### EXTRACTED DATA
* begin *
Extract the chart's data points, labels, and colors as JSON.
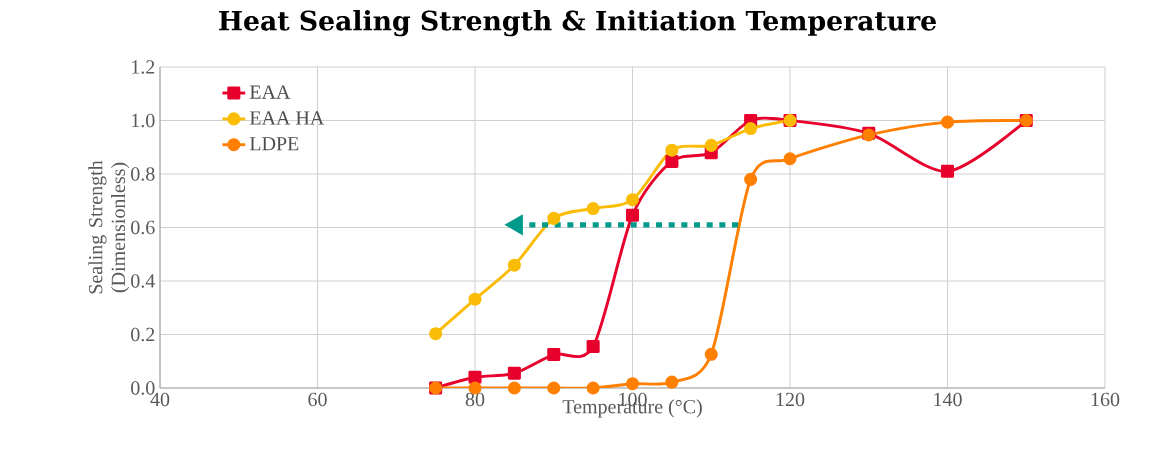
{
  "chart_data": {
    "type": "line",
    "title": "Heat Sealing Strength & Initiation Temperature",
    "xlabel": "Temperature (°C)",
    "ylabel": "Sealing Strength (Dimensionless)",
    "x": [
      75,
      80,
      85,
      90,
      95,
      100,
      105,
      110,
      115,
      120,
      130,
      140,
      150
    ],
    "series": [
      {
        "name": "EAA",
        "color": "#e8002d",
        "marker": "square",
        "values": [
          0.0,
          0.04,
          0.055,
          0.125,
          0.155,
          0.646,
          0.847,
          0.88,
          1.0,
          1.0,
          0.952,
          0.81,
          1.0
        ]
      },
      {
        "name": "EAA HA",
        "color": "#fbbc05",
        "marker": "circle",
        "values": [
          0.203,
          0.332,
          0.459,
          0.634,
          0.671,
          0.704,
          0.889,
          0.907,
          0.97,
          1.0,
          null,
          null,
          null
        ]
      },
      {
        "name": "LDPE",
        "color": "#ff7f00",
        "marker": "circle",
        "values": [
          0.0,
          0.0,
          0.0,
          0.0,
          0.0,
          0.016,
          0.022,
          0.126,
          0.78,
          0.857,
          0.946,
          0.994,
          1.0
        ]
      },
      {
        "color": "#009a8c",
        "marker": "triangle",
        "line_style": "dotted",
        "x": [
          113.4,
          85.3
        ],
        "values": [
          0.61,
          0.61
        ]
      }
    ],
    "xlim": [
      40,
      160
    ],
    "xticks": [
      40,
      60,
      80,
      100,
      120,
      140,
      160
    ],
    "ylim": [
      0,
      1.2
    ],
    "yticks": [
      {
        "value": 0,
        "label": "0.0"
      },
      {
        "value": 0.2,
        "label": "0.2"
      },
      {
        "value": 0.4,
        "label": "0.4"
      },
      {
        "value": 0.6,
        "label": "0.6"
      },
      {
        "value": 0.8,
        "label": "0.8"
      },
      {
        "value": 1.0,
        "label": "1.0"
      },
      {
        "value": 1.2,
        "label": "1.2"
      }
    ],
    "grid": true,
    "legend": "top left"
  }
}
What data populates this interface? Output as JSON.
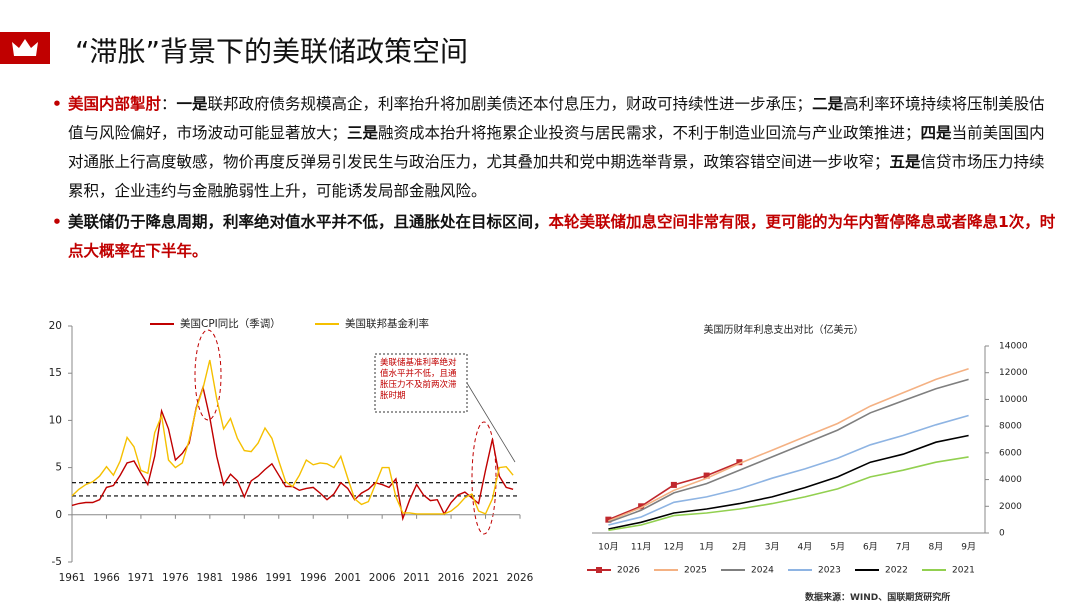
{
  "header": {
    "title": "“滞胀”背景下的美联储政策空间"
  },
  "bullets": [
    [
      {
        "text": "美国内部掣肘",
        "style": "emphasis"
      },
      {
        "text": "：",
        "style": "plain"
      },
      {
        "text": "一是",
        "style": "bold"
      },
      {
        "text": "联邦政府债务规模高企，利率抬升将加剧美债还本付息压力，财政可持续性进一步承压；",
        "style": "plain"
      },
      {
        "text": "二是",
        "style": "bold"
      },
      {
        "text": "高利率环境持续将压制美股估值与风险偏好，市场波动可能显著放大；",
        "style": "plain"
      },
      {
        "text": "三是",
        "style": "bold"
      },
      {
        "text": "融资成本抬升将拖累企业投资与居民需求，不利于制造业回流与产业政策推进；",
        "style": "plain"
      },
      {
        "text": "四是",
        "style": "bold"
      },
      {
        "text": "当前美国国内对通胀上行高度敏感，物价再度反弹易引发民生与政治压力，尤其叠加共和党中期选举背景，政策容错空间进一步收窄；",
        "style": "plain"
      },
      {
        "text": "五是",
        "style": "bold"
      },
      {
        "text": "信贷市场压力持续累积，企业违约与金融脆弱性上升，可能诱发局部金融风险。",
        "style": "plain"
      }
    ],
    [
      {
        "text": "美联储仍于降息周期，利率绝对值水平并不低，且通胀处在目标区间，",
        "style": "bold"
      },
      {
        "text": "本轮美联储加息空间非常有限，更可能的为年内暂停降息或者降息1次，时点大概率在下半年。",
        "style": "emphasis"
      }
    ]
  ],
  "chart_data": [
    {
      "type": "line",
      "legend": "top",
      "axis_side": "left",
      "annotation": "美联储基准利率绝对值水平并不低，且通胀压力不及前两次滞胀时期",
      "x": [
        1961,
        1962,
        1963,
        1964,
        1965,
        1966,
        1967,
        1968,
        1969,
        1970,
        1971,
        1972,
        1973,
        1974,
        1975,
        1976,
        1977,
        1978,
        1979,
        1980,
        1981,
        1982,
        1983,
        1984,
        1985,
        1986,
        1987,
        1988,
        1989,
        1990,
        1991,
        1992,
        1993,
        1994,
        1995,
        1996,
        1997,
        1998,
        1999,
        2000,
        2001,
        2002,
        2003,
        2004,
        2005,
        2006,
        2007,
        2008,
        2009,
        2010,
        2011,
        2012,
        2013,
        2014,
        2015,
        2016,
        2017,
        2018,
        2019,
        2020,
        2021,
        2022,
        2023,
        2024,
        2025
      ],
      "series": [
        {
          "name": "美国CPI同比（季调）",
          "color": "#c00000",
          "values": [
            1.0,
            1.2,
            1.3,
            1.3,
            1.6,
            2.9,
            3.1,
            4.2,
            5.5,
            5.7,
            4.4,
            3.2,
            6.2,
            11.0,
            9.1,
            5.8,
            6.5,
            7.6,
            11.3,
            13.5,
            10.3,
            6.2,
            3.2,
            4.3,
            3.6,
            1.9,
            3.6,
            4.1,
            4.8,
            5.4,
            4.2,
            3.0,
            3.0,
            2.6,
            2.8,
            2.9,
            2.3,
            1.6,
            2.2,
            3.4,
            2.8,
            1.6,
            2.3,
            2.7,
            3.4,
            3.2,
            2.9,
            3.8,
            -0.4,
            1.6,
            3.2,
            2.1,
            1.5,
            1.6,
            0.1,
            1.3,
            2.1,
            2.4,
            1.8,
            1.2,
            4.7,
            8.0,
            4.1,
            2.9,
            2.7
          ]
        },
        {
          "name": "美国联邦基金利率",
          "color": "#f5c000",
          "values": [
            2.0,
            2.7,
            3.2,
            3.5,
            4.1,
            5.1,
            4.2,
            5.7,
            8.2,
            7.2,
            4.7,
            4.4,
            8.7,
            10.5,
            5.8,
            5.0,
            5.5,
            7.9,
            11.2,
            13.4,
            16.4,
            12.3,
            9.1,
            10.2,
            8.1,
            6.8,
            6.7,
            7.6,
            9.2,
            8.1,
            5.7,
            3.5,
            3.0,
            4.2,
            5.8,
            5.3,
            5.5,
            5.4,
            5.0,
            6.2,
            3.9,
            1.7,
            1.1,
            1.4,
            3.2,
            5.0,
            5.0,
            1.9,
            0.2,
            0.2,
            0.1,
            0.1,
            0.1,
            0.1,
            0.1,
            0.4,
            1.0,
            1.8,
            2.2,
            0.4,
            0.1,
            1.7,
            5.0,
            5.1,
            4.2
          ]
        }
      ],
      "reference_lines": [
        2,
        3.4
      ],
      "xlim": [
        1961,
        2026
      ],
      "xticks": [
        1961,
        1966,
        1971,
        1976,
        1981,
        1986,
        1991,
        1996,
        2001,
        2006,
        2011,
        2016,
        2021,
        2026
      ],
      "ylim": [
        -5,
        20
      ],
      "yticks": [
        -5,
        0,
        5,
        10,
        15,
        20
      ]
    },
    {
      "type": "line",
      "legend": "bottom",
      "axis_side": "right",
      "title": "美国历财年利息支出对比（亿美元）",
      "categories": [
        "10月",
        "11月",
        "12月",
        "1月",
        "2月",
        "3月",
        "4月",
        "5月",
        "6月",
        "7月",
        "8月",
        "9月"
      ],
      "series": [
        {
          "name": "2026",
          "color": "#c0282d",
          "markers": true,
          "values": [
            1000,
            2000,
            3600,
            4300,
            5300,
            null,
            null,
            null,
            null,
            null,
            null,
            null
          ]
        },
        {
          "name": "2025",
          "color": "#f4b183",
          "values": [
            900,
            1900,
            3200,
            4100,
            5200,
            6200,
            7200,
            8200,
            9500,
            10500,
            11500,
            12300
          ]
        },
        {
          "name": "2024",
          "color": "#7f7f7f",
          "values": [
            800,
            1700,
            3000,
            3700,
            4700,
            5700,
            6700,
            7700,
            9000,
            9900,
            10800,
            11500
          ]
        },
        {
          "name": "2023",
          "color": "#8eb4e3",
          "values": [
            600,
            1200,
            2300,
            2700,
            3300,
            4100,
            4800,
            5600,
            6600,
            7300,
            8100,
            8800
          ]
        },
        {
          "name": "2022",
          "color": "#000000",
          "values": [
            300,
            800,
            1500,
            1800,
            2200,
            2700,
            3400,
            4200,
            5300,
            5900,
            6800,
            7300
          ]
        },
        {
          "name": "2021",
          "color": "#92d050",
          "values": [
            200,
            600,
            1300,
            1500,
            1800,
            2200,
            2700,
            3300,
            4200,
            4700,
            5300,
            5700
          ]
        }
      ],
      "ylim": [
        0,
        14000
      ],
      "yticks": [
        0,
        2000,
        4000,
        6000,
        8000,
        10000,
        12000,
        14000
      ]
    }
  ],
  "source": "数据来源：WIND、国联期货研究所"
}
* end *
### THE REQUEST
Reproduce each line of the entries in which the word "Sealing" is found.

### FINISHED TASK
    "title": "Heat Sealing Strength & Initiation Temperature",
    "ylabel": "Sealing Strength (Dimensionless)",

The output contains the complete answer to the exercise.